------ Raw records ------

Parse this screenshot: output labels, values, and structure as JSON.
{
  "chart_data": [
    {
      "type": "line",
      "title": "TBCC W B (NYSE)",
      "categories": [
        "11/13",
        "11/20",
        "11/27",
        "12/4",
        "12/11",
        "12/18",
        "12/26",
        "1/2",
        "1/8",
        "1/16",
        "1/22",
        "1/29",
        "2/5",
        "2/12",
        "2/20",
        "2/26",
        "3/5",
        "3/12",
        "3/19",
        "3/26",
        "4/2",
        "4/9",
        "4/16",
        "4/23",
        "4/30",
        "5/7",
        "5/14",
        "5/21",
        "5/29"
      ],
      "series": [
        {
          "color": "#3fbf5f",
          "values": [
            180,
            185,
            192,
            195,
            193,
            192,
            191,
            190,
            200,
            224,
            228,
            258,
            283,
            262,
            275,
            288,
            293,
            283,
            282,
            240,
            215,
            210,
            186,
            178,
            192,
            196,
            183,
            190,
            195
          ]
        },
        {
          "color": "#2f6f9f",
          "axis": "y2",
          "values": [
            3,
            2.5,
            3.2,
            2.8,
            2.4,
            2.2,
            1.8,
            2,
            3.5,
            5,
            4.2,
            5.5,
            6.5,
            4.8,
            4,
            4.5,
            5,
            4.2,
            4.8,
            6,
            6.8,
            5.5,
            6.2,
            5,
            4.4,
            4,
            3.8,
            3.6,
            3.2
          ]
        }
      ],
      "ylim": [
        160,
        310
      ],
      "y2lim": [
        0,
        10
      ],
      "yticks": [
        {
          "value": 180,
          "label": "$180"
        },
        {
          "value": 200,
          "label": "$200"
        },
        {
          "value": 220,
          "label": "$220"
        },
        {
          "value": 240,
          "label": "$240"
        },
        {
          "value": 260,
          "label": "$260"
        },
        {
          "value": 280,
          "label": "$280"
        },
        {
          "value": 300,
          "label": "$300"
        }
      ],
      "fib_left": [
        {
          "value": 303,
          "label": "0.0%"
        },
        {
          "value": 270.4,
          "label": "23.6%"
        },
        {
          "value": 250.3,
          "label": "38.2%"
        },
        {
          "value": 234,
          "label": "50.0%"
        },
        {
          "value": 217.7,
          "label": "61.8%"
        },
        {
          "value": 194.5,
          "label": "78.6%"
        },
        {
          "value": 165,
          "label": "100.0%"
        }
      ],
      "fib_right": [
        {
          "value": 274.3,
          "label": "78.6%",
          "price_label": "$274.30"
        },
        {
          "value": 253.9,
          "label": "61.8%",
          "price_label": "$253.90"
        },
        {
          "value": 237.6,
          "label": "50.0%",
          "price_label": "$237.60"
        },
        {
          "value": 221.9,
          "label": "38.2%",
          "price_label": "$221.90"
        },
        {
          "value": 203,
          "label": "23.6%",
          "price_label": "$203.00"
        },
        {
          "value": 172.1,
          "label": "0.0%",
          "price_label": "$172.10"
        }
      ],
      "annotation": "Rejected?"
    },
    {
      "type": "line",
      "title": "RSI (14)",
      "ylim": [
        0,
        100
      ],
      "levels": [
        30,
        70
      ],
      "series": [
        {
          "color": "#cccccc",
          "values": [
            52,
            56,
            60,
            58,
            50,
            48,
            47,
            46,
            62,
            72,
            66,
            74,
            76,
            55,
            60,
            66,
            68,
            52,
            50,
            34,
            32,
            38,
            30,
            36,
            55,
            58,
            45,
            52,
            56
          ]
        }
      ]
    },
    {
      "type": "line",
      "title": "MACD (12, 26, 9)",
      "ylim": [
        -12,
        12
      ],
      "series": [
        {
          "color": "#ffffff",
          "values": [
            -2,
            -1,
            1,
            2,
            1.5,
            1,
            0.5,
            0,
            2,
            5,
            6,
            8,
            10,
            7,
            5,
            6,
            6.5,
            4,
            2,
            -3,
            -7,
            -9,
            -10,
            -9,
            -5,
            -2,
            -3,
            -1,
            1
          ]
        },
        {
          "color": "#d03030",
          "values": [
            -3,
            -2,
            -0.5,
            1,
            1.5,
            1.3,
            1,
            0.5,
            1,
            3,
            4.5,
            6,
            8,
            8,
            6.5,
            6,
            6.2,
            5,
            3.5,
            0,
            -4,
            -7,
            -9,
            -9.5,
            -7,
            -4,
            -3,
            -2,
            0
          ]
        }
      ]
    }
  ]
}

------

## Work instructions
Retype all the records, matching them exactly.

## Exercise output
Parse this screenshot: output labels, values, and structure as JSON.
{
  "chart_data": [
    {
      "type": "line",
      "title": "TBCC W B (NYSE)",
      "categories": [
        "11/13",
        "11/20",
        "11/27",
        "12/4",
        "12/11",
        "12/18",
        "12/26",
        "1/2",
        "1/8",
        "1/16",
        "1/22",
        "1/29",
        "2/5",
        "2/12",
        "2/20",
        "2/26",
        "3/5",
        "3/12",
        "3/19",
        "3/26",
        "4/2",
        "4/9",
        "4/16",
        "4/23",
        "4/30",
        "5/7",
        "5/14",
        "5/21",
        "5/29"
      ],
      "series": [
        {
          "color": "#3fbf5f",
          "values": [
            180,
            185,
            192,
            195,
            193,
            192,
            191,
            190,
            200,
            224,
            228,
            258,
            283,
            262,
            275,
            288,
            293,
            283,
            282,
            240,
            215,
            210,
            186,
            178,
            192,
            196,
            183,
            190,
            195
          ]
        },
        {
          "color": "#2f6f9f",
          "axis": "y2",
          "values": [
            3,
            2.5,
            3.2,
            2.8,
            2.4,
            2.2,
            1.8,
            2,
            3.5,
            5,
            4.2,
            5.5,
            6.5,
            4.8,
            4,
            4.5,
            5,
            4.2,
            4.8,
            6,
            6.8,
            5.5,
            6.2,
            5,
            4.4,
            4,
            3.8,
            3.6,
            3.2
          ]
        }
      ],
      "ylim": [
        160,
        310
      ],
      "y2lim": [
        0,
        10
      ],
      "yticks": [
        {
          "value": 180,
          "label": "$180"
        },
        {
          "value": 200,
          "label": "$200"
        },
        {
          "value": 220,
          "label": "$220"
        },
        {
          "value": 240,
          "label": "$240"
        },
        {
          "value": 260,
          "label": "$260"
        },
        {
          "value": 280,
          "label": "$280"
        },
        {
          "value": 300,
          "label": "$300"
        }
      ],
      "fib_left": [
        {
          "value": 303,
          "label": "0.0%"
        },
        {
          "value": 270.4,
          "label": "23.6%"
        },
        {
          "value": 250.3,
          "label": "38.2%"
        },
        {
          "value": 234,
          "label": "50.0%"
        },
        {
          "value": 217.7,
          "label": "61.8%"
        },
        {
          "value": 194.5,
          "label": "78.6%"
        },
        {
          "value": 165,
          "label": "100.0%"
        }
      ],
      "fib_right": [
        {
          "value": 274.3,
          "label": "78.6%",
          "price_label": "$274.30"
        },
        {
          "value": 253.9,
          "label": "61.8%",
          "price_label": "$253.90"
        },
        {
          "value": 237.6,
          "label": "50.0%",
          "price_label": "$237.60"
        },
        {
          "value": 221.9,
          "label": "38.2%",
          "price_label": "$221.90"
        },
        {
          "value": 203,
          "label": "23.6%",
          "price_label": "$203.00"
        },
        {
          "value": 172.1,
          "label": "0.0%",
          "price_label": "$172.10"
        }
      ],
      "annotation": "Rejected?"
    },
    {
      "type": "line",
      "title": "RSI (14)",
      "ylim": [
        0,
        100
      ],
      "levels": [
        30,
        70
      ],
      "series": [
        {
          "color": "#cccccc",
          "values": [
            52,
            56,
            60,
            58,
            50,
            48,
            47,
            46,
            62,
            72,
            66,
            74,
            76,
            55,
            60,
            66,
            68,
            52,
            50,
            34,
            32,
            38,
            30,
            36,
            55,
            58,
            45,
            52,
            56
          ]
        }
      ]
    },
    {
      "type": "line",
      "title": "MACD (12, 26, 9)",
      "ylim": [
        -12,
        12
      ],
      "series": [
        {
          "color": "#ffffff",
          "values": [
            -2,
            -1,
            1,
            2,
            1.5,
            1,
            0.5,
            0,
            2,
            5,
            6,
            8,
            10,
            7,
            5,
            6,
            6.5,
            4,
            2,
            -3,
            -7,
            -9,
            -10,
            -9,
            -5,
            -2,
            -3,
            -1,
            1
          ]
        },
        {
          "color": "#d03030",
          "values": [
            -3,
            -2,
            -0.5,
            1,
            1.5,
            1.3,
            1,
            0.5,
            1,
            3,
            4.5,
            6,
            8,
            8,
            6.5,
            6,
            6.2,
            5,
            3.5,
            0,
            -4,
            -7,
            -9,
            -9.5,
            -7,
            -4,
            -3,
            -2,
            0
          ]
        }
      ]
    }
  ]
}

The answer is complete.